(Element position data)
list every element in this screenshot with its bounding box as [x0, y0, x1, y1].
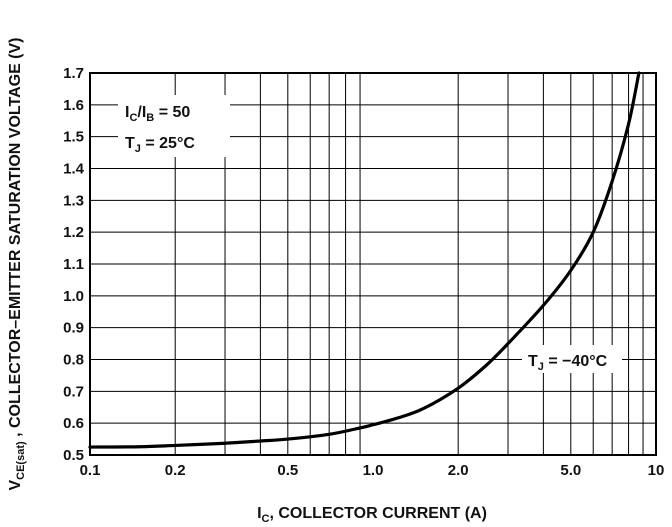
x-tick-label: 10: [648, 462, 665, 479]
y-tick-label: 0.6: [63, 415, 84, 432]
x-tick-label: 5.0: [560, 462, 581, 479]
y-tick-labels: 0.5 0.6 0.7 0.8 0.9 1.0 1.1 1.2 1.3 1.4 1.5 1.6 1.7: [63, 65, 85, 464]
plot-frame: [89, 72, 657, 456]
y-tick-label: 0.8: [63, 352, 84, 369]
y-tick-label: 1.4: [63, 161, 85, 178]
y-axis-title: VCE(sat) , COLLECTOR–EMITTER SATURATION …: [7, 37, 27, 490]
y-tick-label: 1.6: [63, 97, 84, 114]
conditions-box: [118, 95, 230, 157]
y-tick-label: 0.5: [63, 447, 84, 464]
series-label-box: [522, 345, 622, 373]
y-tick-label: 1.1: [63, 256, 84, 273]
y-tick-label: 1.5: [63, 129, 84, 146]
series-label: TJ = −40°C: [528, 353, 608, 373]
x-tick-label: 2.0: [448, 462, 469, 479]
x-tick-label: 0.2: [165, 462, 186, 479]
x-axis-title: IC, COLLECTOR CURRENT (A): [257, 505, 487, 525]
x-tick-label: 0.1: [80, 462, 101, 479]
y-tick-label: 1.2: [63, 224, 84, 241]
y-tick-label: 0.7: [63, 383, 84, 400]
y-tick-label: 0.9: [63, 320, 84, 337]
temperature-annotation: TJ = 25°C: [125, 135, 195, 155]
y-tick-label: 1.0: [63, 288, 84, 305]
series-line: [88, 71, 641, 449]
x-tick-label: 1.0: [363, 462, 384, 479]
x-tick-label: 0.5: [277, 462, 298, 479]
y-tick-label: 1.3: [63, 192, 84, 209]
y-tick-label: 1.7: [63, 65, 84, 82]
x-tick-labels: 0.1 0.2 0.5 1.0 2.0 5.0 10: [80, 462, 665, 479]
ratio-annotation: IC/IB = 50: [125, 104, 190, 124]
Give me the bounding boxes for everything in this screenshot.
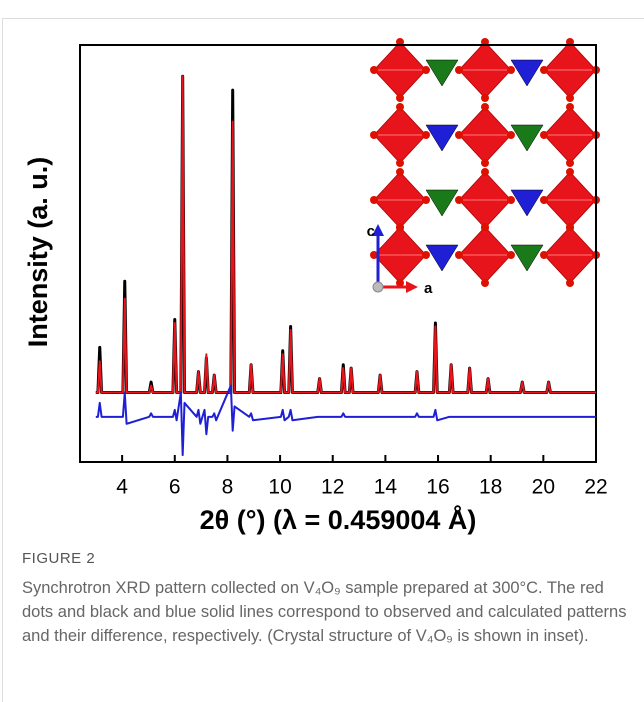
tetrahedron — [426, 125, 458, 151]
atom — [422, 66, 430, 74]
atom — [455, 131, 463, 139]
atom — [455, 196, 463, 204]
axis-a-label: a — [424, 280, 433, 297]
x-axis-label: 2θ (°) (λ = 0.459004 Å) — [200, 504, 477, 535]
atom — [481, 94, 489, 102]
tetrahedron — [511, 190, 543, 216]
x-tick-label: 8 — [222, 476, 234, 499]
atom — [507, 131, 515, 139]
atom — [370, 196, 378, 204]
atom — [481, 159, 489, 167]
axis-c-label: c — [367, 223, 375, 240]
figure-caption: Synchrotron XRD pattern collected on V₄O… — [22, 576, 632, 648]
atom — [481, 103, 489, 111]
series-line — [96, 386, 596, 456]
atom — [481, 279, 489, 287]
atom — [540, 131, 548, 139]
x-tick-label: 12 — [321, 476, 344, 499]
origin-sphere — [373, 282, 383, 292]
x-tick-label: 14 — [374, 476, 398, 499]
atom — [507, 66, 515, 74]
atom — [507, 251, 515, 259]
y-axis-label: Intensity (a. u.) — [23, 157, 53, 348]
atom — [481, 168, 489, 176]
atom — [540, 196, 548, 204]
tetrahedron — [511, 60, 543, 86]
atom — [422, 196, 430, 204]
x-tick-label: 18 — [479, 476, 502, 499]
atom — [507, 196, 515, 204]
atom — [566, 279, 574, 287]
x-tick-label: 16 — [426, 476, 449, 499]
page: Intensity (a. u.) 2θ (°) (λ = 0.459004 Å… — [0, 0, 644, 702]
atom — [455, 66, 463, 74]
x-tick-label: 6 — [169, 476, 181, 499]
atom — [422, 131, 430, 139]
tetrahedron — [426, 60, 458, 86]
tetrahedron — [426, 245, 458, 271]
x-tick-label: 22 — [584, 476, 607, 499]
atom — [540, 66, 548, 74]
atom — [566, 159, 574, 167]
series-line — [96, 76, 596, 392]
atom — [396, 94, 404, 102]
atom — [370, 131, 378, 139]
tetrahedron — [426, 190, 458, 216]
x-tick-label: 20 — [532, 476, 555, 499]
atom — [396, 168, 404, 176]
crystal-inset — [370, 38, 600, 287]
figure-label: FIGURE 2 — [22, 550, 95, 567]
arrowhead — [406, 281, 418, 293]
atom — [396, 103, 404, 111]
series-line — [96, 76, 596, 392]
atom — [566, 103, 574, 111]
x-tick-label: 4 — [116, 476, 128, 499]
atom — [422, 251, 430, 259]
x-tick-label: 10 — [268, 476, 291, 499]
tetrahedron — [511, 125, 543, 151]
atom — [566, 168, 574, 176]
atom — [455, 251, 463, 259]
tetrahedron — [511, 245, 543, 271]
atom — [396, 159, 404, 167]
chart: Intensity (a. u.) 2θ (°) (λ = 0.459004 Å… — [0, 0, 644, 540]
atom — [481, 223, 489, 231]
atom — [540, 251, 548, 259]
atom — [566, 223, 574, 231]
atom — [566, 94, 574, 102]
atom — [396, 223, 404, 231]
atom — [370, 66, 378, 74]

Work to do → Could you retype all of the data above word for word, leaving out the pictures?

Solution →
list every element in this screenshot with its bounding box as [x0, y0, x1, y1].
x-tick-label: 10: [648, 462, 665, 479]
y-tick-label: 0.6: [63, 415, 84, 432]
x-tick-label: 5.0: [560, 462, 581, 479]
y-tick-labels: 0.5 0.6 0.7 0.8 0.9 1.0 1.1 1.2 1.3 1.4 1.5 1.6 1.7: [63, 65, 85, 464]
plot-frame: [89, 72, 657, 456]
y-tick-label: 0.8: [63, 352, 84, 369]
y-tick-label: 1.4: [63, 161, 85, 178]
y-axis-title: VCE(sat) , COLLECTOR–EMITTER SATURATION …: [7, 37, 27, 490]
y-tick-label: 1.6: [63, 97, 84, 114]
conditions-box: [118, 95, 230, 157]
y-tick-label: 0.5: [63, 447, 84, 464]
series-label-box: [522, 345, 622, 373]
y-tick-label: 1.1: [63, 256, 84, 273]
y-tick-label: 1.5: [63, 129, 84, 146]
series-label: TJ = −40°C: [528, 353, 608, 373]
x-tick-label: 2.0: [448, 462, 469, 479]
x-tick-label: 0.2: [165, 462, 186, 479]
x-axis-title: IC, COLLECTOR CURRENT (A): [257, 505, 487, 525]
x-tick-label: 0.1: [80, 462, 101, 479]
y-tick-label: 1.2: [63, 224, 84, 241]
y-tick-label: 0.7: [63, 383, 84, 400]
y-tick-label: 0.9: [63, 320, 84, 337]
temperature-annotation: TJ = 25°C: [125, 135, 195, 155]
y-tick-label: 1.0: [63, 288, 84, 305]
series-line: [88, 71, 641, 449]
x-tick-label: 1.0: [363, 462, 384, 479]
x-tick-label: 0.5: [277, 462, 298, 479]
y-tick-label: 1.3: [63, 192, 84, 209]
y-tick-label: 1.7: [63, 65, 84, 82]
x-tick-labels: 0.1 0.2 0.5 1.0 2.0 5.0 10: [80, 462, 665, 479]
ratio-annotation: IC/IB = 50: [125, 104, 190, 124]
Give me the bounding boxes for everything in this screenshot.
tetrahedron — [426, 125, 458, 151]
atom — [422, 66, 430, 74]
atom — [455, 131, 463, 139]
atom — [455, 196, 463, 204]
axis-a-label: a — [424, 280, 433, 297]
x-axis-label: 2θ (°) (λ = 0.459004 Å) — [200, 504, 477, 535]
atom — [481, 94, 489, 102]
tetrahedron — [511, 190, 543, 216]
x-tick-label: 8 — [222, 476, 234, 499]
atom — [507, 131, 515, 139]
atom — [370, 196, 378, 204]
atom — [481, 159, 489, 167]
axis-c-label: c — [367, 223, 375, 240]
figure-caption: Synchrotron XRD pattern collected on V₄O… — [22, 576, 632, 648]
atom — [481, 103, 489, 111]
series-line — [96, 386, 596, 456]
atom — [481, 279, 489, 287]
atom — [540, 131, 548, 139]
x-tick-label: 12 — [321, 476, 344, 499]
origin-sphere — [373, 282, 383, 292]
x-tick-label: 14 — [374, 476, 398, 499]
atom — [507, 66, 515, 74]
atom — [507, 251, 515, 259]
y-axis-label: Intensity (a. u.) — [23, 157, 53, 348]
atom — [481, 168, 489, 176]
atom — [540, 196, 548, 204]
tetrahedron — [511, 60, 543, 86]
atom — [422, 196, 430, 204]
x-tick-label: 18 — [479, 476, 502, 499]
atom — [507, 196, 515, 204]
atom — [566, 279, 574, 287]
x-tick-label: 16 — [426, 476, 449, 499]
page: Intensity (a. u.) 2θ (°) (λ = 0.459004 Å… — [0, 0, 644, 702]
atom — [455, 66, 463, 74]
x-tick-label: 6 — [169, 476, 181, 499]
atom — [422, 131, 430, 139]
tetrahedron — [426, 60, 458, 86]
tetrahedron — [426, 245, 458, 271]
x-tick-label: 22 — [584, 476, 607, 499]
atom — [540, 66, 548, 74]
atom — [566, 159, 574, 167]
series-line — [96, 76, 596, 392]
atom — [396, 94, 404, 102]
atom — [370, 131, 378, 139]
tetrahedron — [426, 190, 458, 216]
x-tick-label: 20 — [532, 476, 555, 499]
atom — [396, 168, 404, 176]
crystal-inset — [370, 38, 600, 287]
figure-label: FIGURE 2 — [22, 550, 95, 567]
arrowhead — [406, 281, 418, 293]
atom — [396, 103, 404, 111]
series-line — [96, 76, 596, 392]
atom — [566, 103, 574, 111]
x-tick-label: 4 — [116, 476, 128, 499]
atom — [422, 251, 430, 259]
x-tick-label: 10 — [268, 476, 291, 499]
tetrahedron — [511, 125, 543, 151]
atom — [566, 168, 574, 176]
atom — [455, 251, 463, 259]
tetrahedron — [511, 245, 543, 271]
atom — [396, 159, 404, 167]
chart: Intensity (a. u.) 2θ (°) (λ = 0.459004 Å… — [0, 0, 644, 540]
atom — [481, 223, 489, 231]
atom — [540, 251, 548, 259]
atom — [566, 223, 574, 231]
atom — [566, 94, 574, 102]
atom — [396, 223, 404, 231]
atom — [370, 66, 378, 74]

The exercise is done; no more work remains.